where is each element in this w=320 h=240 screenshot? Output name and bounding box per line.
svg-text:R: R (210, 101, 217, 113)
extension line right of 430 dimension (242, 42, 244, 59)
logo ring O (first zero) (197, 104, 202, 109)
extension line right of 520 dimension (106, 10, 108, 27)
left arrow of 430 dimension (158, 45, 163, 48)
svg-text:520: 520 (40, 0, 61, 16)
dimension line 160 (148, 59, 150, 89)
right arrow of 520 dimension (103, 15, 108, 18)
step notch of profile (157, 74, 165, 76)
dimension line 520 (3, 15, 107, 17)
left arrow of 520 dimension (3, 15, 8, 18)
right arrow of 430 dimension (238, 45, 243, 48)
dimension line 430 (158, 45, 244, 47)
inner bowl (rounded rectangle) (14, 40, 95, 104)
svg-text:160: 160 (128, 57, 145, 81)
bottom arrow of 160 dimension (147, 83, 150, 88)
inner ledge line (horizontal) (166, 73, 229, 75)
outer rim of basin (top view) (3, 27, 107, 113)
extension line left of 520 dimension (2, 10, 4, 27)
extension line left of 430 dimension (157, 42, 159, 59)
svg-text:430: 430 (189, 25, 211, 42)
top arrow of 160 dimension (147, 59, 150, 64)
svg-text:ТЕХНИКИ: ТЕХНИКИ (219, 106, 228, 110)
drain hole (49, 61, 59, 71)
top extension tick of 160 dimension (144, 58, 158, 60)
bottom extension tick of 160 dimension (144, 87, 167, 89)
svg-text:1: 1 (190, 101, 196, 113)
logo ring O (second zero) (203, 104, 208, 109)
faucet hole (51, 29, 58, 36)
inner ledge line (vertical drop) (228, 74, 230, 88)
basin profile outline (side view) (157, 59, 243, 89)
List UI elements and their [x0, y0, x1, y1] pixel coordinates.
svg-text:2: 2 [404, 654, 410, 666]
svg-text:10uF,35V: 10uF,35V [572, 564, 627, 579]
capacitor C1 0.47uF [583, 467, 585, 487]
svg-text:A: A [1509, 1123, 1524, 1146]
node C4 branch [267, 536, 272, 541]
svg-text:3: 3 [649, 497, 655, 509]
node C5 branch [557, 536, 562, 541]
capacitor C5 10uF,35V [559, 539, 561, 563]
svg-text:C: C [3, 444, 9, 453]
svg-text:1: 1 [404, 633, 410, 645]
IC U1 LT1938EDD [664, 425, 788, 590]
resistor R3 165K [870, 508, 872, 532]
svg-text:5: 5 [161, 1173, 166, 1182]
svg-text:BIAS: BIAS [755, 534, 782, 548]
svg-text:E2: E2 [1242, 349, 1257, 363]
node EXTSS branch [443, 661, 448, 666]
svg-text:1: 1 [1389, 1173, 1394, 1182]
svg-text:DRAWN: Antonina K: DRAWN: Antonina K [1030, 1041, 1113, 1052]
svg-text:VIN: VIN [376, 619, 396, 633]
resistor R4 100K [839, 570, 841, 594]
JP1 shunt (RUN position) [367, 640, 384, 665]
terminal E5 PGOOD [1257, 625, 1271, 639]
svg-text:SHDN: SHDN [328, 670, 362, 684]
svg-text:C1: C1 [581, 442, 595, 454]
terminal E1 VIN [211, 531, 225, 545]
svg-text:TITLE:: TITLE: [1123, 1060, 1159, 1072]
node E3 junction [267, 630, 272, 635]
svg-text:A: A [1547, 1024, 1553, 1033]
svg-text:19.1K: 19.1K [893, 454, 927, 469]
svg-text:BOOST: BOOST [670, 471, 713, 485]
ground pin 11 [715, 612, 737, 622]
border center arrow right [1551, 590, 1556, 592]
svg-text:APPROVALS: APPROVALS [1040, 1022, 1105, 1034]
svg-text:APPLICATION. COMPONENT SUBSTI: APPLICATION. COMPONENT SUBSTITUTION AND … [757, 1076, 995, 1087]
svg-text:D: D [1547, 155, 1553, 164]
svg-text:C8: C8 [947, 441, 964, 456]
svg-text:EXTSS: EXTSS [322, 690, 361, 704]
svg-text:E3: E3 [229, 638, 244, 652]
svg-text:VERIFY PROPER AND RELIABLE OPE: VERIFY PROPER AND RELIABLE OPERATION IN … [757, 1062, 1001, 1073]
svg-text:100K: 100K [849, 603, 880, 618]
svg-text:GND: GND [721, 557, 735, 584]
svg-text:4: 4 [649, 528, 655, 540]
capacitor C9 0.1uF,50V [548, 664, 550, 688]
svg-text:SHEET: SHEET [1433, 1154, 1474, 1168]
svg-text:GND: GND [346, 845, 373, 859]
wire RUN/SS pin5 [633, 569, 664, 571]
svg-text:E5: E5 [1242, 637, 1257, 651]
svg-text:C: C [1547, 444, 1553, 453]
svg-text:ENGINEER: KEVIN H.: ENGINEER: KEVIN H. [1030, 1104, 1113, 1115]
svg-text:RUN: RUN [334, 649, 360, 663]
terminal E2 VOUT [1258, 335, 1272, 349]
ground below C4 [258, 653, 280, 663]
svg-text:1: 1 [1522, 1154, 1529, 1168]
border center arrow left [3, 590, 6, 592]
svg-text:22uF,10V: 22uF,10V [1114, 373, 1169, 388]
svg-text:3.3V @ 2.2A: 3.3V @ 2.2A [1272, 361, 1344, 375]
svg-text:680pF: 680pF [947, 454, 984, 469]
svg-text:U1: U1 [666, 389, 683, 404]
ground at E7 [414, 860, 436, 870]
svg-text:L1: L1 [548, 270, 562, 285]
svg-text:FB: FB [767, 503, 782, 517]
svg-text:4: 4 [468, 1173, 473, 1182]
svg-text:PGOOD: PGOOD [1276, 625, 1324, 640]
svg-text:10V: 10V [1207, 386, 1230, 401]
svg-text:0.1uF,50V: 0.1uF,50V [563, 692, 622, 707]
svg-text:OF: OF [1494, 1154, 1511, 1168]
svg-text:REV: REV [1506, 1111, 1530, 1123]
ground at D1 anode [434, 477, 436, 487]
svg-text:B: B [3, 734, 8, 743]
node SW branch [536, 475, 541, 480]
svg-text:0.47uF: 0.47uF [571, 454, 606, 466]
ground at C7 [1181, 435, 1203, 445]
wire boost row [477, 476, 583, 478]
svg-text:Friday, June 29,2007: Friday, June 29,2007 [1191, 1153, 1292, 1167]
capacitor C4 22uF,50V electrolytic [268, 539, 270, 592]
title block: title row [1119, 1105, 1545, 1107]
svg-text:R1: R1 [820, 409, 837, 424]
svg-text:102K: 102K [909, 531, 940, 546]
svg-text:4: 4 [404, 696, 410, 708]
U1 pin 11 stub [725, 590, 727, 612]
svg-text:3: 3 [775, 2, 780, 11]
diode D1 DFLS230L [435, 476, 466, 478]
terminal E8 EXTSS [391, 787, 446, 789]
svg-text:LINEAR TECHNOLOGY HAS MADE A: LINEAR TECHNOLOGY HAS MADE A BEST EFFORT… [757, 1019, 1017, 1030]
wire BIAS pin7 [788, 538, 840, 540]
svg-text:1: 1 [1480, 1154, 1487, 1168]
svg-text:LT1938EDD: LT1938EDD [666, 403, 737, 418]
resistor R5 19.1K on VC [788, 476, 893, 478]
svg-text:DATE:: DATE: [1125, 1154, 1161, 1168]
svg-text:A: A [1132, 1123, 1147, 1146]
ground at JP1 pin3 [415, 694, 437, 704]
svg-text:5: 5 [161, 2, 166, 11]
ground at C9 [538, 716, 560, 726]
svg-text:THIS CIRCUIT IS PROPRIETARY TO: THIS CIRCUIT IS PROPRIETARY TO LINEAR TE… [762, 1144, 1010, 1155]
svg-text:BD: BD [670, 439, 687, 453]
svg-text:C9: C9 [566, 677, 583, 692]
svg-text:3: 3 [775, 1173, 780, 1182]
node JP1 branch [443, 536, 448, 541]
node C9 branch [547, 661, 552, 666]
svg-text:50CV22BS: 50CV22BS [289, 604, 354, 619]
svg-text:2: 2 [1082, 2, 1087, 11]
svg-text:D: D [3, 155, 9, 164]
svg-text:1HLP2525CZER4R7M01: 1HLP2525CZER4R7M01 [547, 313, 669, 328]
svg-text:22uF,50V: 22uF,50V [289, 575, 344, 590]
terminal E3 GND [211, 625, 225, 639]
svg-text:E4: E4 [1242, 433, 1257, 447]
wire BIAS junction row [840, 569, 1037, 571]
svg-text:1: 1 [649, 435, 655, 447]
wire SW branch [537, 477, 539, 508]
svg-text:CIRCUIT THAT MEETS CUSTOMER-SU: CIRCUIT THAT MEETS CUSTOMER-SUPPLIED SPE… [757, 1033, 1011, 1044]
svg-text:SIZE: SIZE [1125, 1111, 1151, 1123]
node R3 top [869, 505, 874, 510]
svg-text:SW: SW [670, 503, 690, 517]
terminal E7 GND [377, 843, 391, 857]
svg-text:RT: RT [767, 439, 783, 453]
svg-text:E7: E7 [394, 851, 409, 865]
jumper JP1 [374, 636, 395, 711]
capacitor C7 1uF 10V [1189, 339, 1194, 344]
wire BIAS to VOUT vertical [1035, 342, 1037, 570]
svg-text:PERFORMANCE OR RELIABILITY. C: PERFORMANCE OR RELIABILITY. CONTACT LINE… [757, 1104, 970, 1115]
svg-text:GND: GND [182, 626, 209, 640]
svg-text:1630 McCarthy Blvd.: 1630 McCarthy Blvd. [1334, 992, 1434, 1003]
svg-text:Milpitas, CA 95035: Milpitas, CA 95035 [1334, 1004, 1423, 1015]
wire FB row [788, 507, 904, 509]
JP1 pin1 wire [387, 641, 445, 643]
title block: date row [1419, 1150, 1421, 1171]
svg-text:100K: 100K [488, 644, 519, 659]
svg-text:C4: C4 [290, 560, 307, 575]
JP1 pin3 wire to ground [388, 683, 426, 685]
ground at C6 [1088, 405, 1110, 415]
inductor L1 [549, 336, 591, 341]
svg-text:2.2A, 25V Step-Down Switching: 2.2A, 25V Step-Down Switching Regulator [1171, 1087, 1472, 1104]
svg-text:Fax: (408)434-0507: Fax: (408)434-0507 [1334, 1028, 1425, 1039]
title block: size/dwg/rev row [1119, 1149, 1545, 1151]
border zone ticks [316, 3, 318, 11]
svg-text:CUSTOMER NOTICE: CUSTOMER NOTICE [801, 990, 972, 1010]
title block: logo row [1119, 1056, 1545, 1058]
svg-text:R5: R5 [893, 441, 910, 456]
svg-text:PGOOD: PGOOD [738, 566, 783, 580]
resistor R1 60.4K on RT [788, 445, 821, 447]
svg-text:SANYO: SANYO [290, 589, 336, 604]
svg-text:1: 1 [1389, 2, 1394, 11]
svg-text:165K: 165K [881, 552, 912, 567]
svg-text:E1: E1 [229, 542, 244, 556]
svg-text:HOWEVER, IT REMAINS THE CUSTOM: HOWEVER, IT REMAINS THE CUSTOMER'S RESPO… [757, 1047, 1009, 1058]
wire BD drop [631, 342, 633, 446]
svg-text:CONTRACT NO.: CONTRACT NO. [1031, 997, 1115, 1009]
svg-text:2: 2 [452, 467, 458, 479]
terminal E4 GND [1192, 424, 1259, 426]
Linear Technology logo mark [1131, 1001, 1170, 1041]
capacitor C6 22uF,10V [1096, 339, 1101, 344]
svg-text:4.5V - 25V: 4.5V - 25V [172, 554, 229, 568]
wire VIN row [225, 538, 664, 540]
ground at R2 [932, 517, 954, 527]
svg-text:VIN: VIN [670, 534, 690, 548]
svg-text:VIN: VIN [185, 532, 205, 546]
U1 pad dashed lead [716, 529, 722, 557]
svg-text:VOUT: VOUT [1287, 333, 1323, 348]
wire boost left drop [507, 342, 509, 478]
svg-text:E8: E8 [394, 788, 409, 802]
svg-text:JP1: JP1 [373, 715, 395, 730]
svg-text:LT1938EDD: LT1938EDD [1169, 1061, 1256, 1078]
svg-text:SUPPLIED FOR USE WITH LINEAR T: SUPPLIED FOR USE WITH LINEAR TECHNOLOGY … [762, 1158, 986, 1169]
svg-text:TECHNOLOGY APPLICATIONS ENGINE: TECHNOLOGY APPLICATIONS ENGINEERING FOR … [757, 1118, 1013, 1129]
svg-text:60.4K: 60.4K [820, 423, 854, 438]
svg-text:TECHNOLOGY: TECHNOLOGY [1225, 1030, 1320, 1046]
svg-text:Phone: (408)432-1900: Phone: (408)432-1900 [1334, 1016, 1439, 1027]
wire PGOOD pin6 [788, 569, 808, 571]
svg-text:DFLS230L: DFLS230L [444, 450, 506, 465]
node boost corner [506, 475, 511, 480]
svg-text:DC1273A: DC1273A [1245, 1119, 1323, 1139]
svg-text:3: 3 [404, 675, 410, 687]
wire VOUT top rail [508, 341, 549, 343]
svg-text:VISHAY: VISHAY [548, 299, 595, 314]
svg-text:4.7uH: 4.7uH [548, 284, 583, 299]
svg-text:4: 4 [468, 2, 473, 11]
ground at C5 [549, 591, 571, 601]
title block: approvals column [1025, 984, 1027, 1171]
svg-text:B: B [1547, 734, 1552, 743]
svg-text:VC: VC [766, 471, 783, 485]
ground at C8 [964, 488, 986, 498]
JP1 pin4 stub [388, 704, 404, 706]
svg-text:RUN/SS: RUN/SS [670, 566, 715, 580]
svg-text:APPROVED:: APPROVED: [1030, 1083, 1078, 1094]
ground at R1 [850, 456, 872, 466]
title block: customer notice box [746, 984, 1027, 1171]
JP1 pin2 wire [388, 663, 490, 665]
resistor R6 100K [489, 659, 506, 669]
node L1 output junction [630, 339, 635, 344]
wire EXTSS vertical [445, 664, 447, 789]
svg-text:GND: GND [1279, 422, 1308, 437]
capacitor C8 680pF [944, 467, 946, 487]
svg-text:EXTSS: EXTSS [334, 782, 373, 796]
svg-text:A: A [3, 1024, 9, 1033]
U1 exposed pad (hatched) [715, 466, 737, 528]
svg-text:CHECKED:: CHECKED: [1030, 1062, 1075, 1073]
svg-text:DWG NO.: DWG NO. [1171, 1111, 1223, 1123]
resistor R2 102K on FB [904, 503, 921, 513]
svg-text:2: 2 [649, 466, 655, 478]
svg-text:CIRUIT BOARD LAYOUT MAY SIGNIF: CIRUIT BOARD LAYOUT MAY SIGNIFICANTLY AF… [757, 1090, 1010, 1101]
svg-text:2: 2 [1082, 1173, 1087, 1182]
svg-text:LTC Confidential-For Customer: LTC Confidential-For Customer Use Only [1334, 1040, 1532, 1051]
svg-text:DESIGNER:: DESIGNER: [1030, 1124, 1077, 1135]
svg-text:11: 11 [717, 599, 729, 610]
----
■ TASK GOAL ■
Retype the records character for character, from their first line through the line containing "List UI elements", including both of those lines.

■ SOLUTION BELOW ■
where is each element in this w=320 h=240 screenshot? Output name and bounding box per line.
svg-text:R: R (210, 101, 217, 113)
extension line right of 430 dimension (242, 42, 244, 59)
logo ring O (first zero) (197, 104, 202, 109)
extension line right of 520 dimension (106, 10, 108, 27)
left arrow of 430 dimension (158, 45, 163, 48)
svg-text:520: 520 (40, 0, 61, 16)
dimension line 160 (148, 59, 150, 89)
right arrow of 520 dimension (103, 15, 108, 18)
step notch of profile (157, 74, 165, 76)
dimension line 520 (3, 15, 107, 17)
left arrow of 520 dimension (3, 15, 8, 18)
right arrow of 430 dimension (238, 45, 243, 48)
dimension line 430 (158, 45, 244, 47)
inner bowl (rounded rectangle) (14, 40, 95, 104)
svg-text:160: 160 (128, 57, 145, 81)
bottom arrow of 160 dimension (147, 83, 150, 88)
inner ledge line (horizontal) (166, 73, 229, 75)
outer rim of basin (top view) (3, 27, 107, 113)
extension line left of 520 dimension (2, 10, 4, 27)
extension line left of 430 dimension (157, 42, 159, 59)
svg-text:430: 430 (189, 25, 211, 42)
top arrow of 160 dimension (147, 59, 150, 64)
svg-text:ТЕХНИКИ: ТЕХНИКИ (219, 106, 228, 110)
drain hole (49, 61, 59, 71)
top extension tick of 160 dimension (144, 58, 158, 60)
bottom extension tick of 160 dimension (144, 87, 167, 89)
svg-text:1: 1 (190, 101, 196, 113)
logo ring O (second zero) (203, 104, 208, 109)
faucet hole (51, 29, 58, 36)
inner ledge line (vertical drop) (228, 74, 230, 88)
basin profile outline (side view) (157, 59, 243, 89)
List UI elements and their [x0, y0, x1, y1] pixel coordinates.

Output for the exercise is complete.